◆ SECCIÓN DEL DOCUMENTO ◆
--
La alegría del Don que es el Espíritu Santo

Por: Pbro. Rafael Aparicio Rubio, estudiante de Teología Bíblica de la Pontificia Universidad Gregoriana (Roma) y formador interno del Seminario Mayor San José de Cúcuta.

El Espíritu Santo es el gran Don del Padre y del Hijo, vinculo de unidad y testigo de la verdad en medio de los hom­bres, capaz de devolver la armonía de la fe y dinamizar el ejercicio de la caridad en medio a la comunidad de los testigos que caminan en es­peranza hacia el encuentro con su Señor.

Este cuadro general, de la obra de la Tercera Persona de la Santísima Trinidad, nos ofrece un marco de re­flexión que puede ser profundizada utilizando algunos textos bíblicos que son propuestos esencialmente con el fin de resaltar algunas cua­lidades del “testigo elocuente” que lleva adelante como viento potente los rumbos de la barca de la Iglesia.

Una palabra puede ser dicha en re­lación al tiempo de la Pascua: de acuerdo a la obra del Evangelista san Lucas, el Señor Jesús Resucita­do abre las mentes de los discípulos para que comprendan las Escrituras, y los introduce a la expli­cación de su propia obra, la cual, aunque paradójica refleja el estilo propio del Pa­dre. “está escrito que el Cristo debía pade­cer y resucitar de en­tre los muertos …” (Lc 24, 46) no es el deter­minismo de una tragedia fijada de antemano, sino el rostro dramático de la dificultad que la Palabra di­vina toma para abrirse espacio en medio a la historia y al corazón de los humanos. Con ese es “necesa­rio divino” que nos coloca de frente al plan salvífico de Dios que no se cansa de recoger nuestra historia y reconducirla por la vía de la vida, sacándonos de nuestros atajos que conducen a la muerte.

El Espíritu Santo que la comunidad de los discípulos recibe en el día de pentecos­tés “la fuerza de lo alto” que les dona la valentía propia del Evangelio que los hace estar firmes de­lante a las dificultades de la existencia, y los sostiene como fuerza “humilde y suave” en la predica­ción de la palabra de la vida.
--
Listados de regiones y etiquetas
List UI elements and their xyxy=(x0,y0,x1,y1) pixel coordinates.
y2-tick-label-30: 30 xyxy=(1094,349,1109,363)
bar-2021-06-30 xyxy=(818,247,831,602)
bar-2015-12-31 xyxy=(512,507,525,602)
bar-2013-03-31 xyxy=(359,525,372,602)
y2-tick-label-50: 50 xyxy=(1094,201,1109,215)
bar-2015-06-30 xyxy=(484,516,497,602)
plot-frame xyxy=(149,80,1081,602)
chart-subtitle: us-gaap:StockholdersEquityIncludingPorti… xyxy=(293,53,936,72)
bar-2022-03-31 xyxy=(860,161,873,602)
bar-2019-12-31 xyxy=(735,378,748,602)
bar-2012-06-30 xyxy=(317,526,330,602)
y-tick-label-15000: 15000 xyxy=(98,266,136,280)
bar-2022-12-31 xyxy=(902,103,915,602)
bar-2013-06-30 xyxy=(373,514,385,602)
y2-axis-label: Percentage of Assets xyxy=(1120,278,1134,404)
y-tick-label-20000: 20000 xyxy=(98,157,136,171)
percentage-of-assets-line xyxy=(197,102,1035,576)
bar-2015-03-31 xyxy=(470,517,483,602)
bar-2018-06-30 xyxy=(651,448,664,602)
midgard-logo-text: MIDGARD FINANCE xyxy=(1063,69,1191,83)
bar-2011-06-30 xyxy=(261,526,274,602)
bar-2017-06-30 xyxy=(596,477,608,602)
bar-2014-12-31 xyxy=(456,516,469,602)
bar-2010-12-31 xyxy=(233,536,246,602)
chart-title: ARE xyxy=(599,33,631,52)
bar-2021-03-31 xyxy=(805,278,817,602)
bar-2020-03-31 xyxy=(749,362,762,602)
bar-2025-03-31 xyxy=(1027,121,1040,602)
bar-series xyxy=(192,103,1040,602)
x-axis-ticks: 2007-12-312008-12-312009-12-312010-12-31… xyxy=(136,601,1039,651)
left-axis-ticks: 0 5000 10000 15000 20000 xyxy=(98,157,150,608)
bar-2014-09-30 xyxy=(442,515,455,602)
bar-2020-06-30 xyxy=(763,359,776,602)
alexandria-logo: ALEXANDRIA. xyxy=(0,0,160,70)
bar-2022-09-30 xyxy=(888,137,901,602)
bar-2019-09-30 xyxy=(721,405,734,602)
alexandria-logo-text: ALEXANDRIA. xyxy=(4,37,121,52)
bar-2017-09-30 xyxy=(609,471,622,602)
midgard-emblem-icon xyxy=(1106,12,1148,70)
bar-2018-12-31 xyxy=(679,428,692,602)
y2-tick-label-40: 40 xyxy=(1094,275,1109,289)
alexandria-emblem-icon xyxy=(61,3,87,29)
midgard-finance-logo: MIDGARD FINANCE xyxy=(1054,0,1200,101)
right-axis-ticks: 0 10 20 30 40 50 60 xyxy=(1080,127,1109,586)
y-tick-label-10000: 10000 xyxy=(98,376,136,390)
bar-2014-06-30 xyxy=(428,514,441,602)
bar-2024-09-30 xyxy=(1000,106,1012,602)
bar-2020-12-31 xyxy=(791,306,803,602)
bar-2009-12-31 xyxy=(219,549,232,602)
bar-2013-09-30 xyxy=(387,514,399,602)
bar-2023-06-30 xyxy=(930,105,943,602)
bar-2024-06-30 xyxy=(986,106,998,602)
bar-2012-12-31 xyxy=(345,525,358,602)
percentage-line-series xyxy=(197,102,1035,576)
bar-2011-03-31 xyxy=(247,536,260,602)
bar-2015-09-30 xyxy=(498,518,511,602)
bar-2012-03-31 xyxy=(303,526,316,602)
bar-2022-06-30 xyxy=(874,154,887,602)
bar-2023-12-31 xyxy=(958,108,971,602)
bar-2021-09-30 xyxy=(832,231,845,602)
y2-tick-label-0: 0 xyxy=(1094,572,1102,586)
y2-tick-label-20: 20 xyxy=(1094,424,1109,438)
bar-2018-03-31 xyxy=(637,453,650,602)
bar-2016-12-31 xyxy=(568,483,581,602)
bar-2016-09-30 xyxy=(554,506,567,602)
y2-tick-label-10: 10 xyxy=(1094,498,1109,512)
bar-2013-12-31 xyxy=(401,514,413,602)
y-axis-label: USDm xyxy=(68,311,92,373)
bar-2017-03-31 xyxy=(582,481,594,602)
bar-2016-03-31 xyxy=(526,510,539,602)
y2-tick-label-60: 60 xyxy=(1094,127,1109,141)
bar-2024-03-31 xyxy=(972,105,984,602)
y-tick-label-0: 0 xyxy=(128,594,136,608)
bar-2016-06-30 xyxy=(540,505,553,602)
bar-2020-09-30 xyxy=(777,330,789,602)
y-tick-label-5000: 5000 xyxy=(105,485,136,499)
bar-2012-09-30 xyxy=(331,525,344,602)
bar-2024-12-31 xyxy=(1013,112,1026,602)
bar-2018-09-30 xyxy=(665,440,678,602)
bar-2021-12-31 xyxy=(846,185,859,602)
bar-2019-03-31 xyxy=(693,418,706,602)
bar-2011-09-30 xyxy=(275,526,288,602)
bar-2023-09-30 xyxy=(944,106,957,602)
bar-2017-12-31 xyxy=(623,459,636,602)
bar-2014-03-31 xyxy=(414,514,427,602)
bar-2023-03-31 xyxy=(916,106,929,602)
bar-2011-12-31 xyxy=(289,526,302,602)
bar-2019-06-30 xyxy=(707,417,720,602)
--
Reproduce el pasaje de la reflexión sobre el Espíritu Santo que va desde "El Espíritu Santo es" hasta "de la Iglesia.", ambos incluidos, cambiando "barca" por "nave". Para responder, básate únicamente en el texto.

El Espíritu Santo es el gran Don del Padre y del Hijo, vinculo de unidad y testigo de la verdad en medio de los hom­bres, capaz de devolver la armonía de la fe y dinamizar el ejercicio de la caridad en medio a la comunidad de los testigos que caminan en es­peranza hacia el encuentro con su Señor.

Este cuadro general, de la obra de la Tercera Persona de la Santísima Trinidad, nos ofrece un marco de re­flexión que puede ser profundizada utilizando algunos textos bíblicos que son propuestos esencialmente con el fin de resaltar algunas cua­lidades del “testigo elocuente” que lleva adelante como viento potente los rumbos de la nave de la Iglesia.